What you have to do: Make an exact copy of all the entries, but do not reproduce the pictures.

....

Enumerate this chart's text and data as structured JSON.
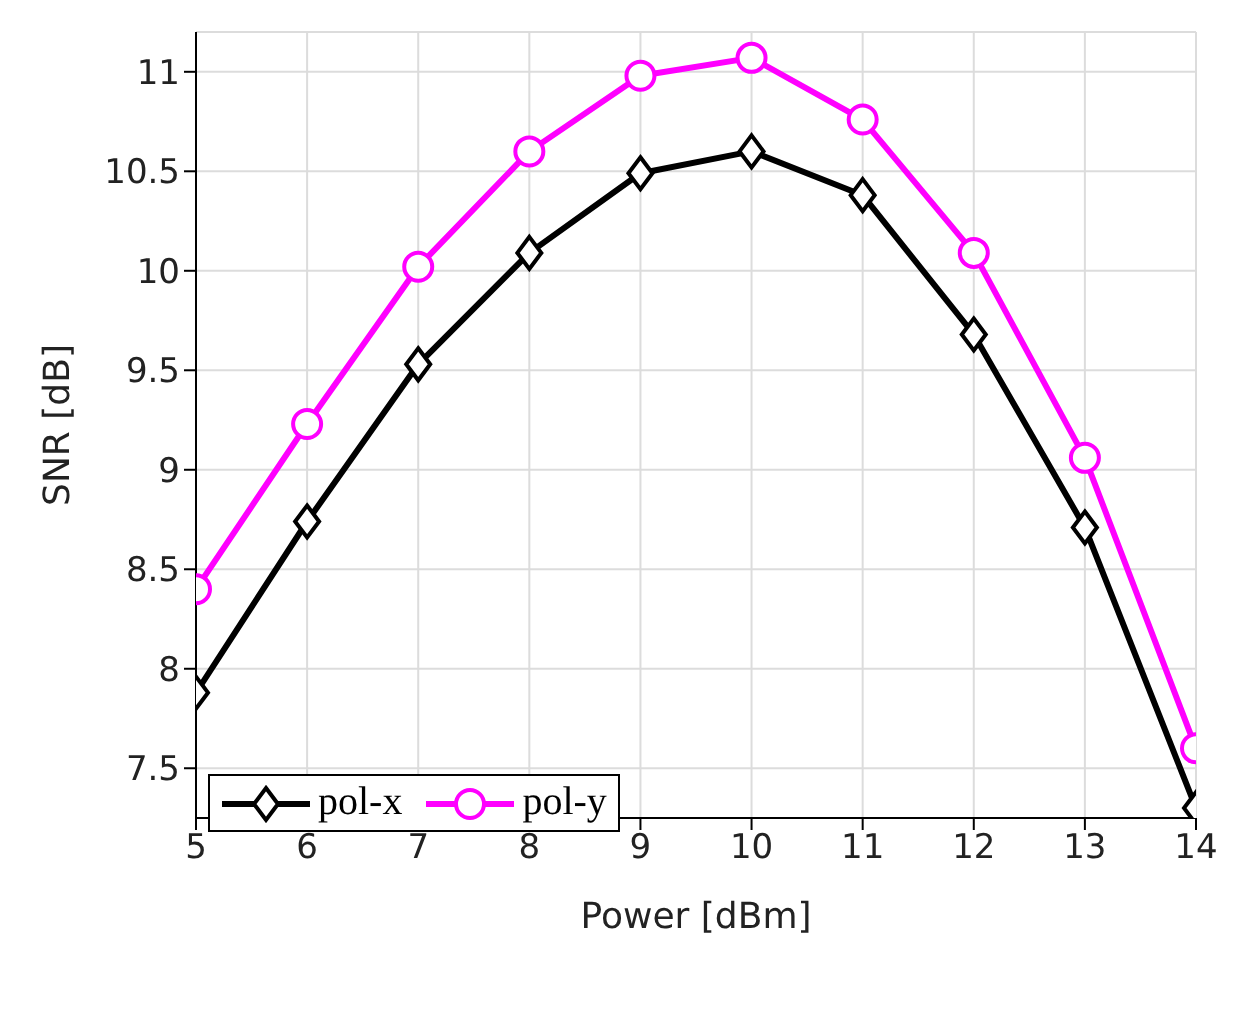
{
  "chart_data": {
    "type": "line",
    "xlabel": "Power [dBm]",
    "ylabel": "SNR [dB]",
    "x": [
      5,
      6,
      7,
      8,
      9,
      10,
      11,
      12,
      13,
      14
    ],
    "series": [
      {
        "name": "pol-x",
        "color": "#000000",
        "marker": "diamond",
        "values": [
          7.88,
          8.74,
          9.53,
          10.09,
          10.49,
          10.6,
          10.38,
          9.68,
          8.71,
          7.3
        ]
      },
      {
        "name": "pol-y",
        "color": "#ff00ff",
        "marker": "circle",
        "values": [
          8.4,
          9.23,
          10.02,
          10.6,
          10.98,
          11.07,
          10.76,
          10.09,
          9.06,
          7.6
        ]
      }
    ],
    "xlim": [
      5,
      14
    ],
    "xticks": [
      5,
      6,
      7,
      8,
      9,
      10,
      11,
      12,
      13,
      14
    ],
    "ylim": [
      7.25,
      11.2
    ],
    "yticks": [
      7.5,
      8,
      8.5,
      9,
      9.5,
      10,
      10.5,
      11
    ],
    "grid": true,
    "legend": "bottom left"
  }
}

....

Written solution:
Enumerate this chart's text and data as structured JSON.
{
  "chart_data": {
    "type": "line",
    "xlabel": "Power [dBm]",
    "ylabel": "SNR [dB]",
    "x": [
      5,
      6,
      7,
      8,
      9,
      10,
      11,
      12,
      13,
      14
    ],
    "series": [
      {
        "name": "pol-x",
        "color": "#000000",
        "marker": "diamond",
        "values": [
          7.88,
          8.74,
          9.53,
          10.09,
          10.49,
          10.6,
          10.38,
          9.68,
          8.71,
          7.3
        ]
      },
      {
        "name": "pol-y",
        "color": "#ff00ff",
        "marker": "circle",
        "values": [
          8.4,
          9.23,
          10.02,
          10.6,
          10.98,
          11.07,
          10.76,
          10.09,
          9.06,
          7.6
        ]
      }
    ],
    "xlim": [
      5,
      14
    ],
    "xticks": [
      5,
      6,
      7,
      8,
      9,
      10,
      11,
      12,
      13,
      14
    ],
    "ylim": [
      7.25,
      11.2
    ],
    "yticks": [
      7.5,
      8,
      8.5,
      9,
      9.5,
      10,
      10.5,
      11
    ],
    "grid": true,
    "legend": "bottom left"
  }
}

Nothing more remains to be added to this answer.